Copy each line that contains the word "this".
— begin Information given —
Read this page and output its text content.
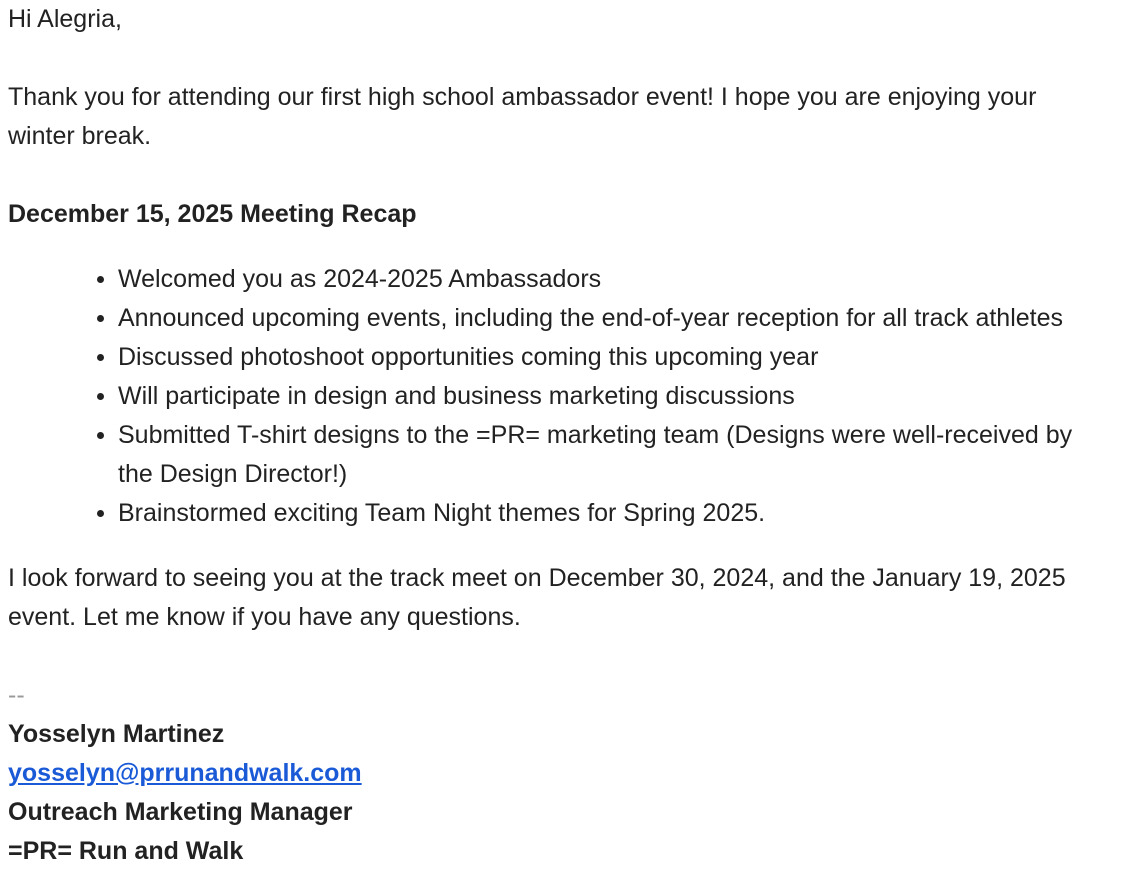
Hi Alegria,

Thank you for attending our first high school ambassador event! I hope you are enjoying your

winter break.

December 15, 2025 Meeting Recap

Welcomed you as 2024-2025 Ambassadors
Announced upcoming events, including the end-of-year reception for all track athletes
Discussed photoshoot opportunities coming this upcoming year
Will participate in design and business marketing discussions
Submitted T-shirt designs to the =PR= marketing team (Designs were well-received by
the Design Director!)
Brainstormed exciting Team Night themes for Spring 2025.

I look forward to seeing you at the track meet on December 30, 2024, and the January 19, 2025

event. Let me know if you have any questions.

--

Yosselyn Martinez

yosselyn@prrunandwalk.com

Outreach Marketing Manager

=PR= Run and Walk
— end Information given —
• [Reply]
Read this page and output its text content.
Discussed photoshoot opportunities coming this upcoming year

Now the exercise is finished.